**What to do:** Find every line in the records that holds the string "title". Copy each one.

* START *

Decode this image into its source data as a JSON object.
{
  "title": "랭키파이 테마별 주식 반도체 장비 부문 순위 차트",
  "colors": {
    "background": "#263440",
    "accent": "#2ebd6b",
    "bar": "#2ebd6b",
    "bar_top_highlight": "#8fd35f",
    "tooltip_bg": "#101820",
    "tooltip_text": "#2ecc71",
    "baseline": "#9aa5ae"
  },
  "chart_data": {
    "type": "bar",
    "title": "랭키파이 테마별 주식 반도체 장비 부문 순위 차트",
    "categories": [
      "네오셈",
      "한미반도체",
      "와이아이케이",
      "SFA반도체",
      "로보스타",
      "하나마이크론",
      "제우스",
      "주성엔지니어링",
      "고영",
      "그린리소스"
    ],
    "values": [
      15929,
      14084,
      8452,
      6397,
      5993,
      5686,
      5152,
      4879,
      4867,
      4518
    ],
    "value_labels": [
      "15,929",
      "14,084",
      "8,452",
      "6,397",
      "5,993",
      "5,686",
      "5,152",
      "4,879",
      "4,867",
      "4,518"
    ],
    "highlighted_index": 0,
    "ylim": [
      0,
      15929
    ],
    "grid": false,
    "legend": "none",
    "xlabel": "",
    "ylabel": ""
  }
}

* END *

**Solution to the exercise:**
  "title": "랭키파이 테마별 주식 반도체 장비 부문 순위 차트",
    "title": "랭키파이 테마별 주식 반도체 장비 부문 순위 차트",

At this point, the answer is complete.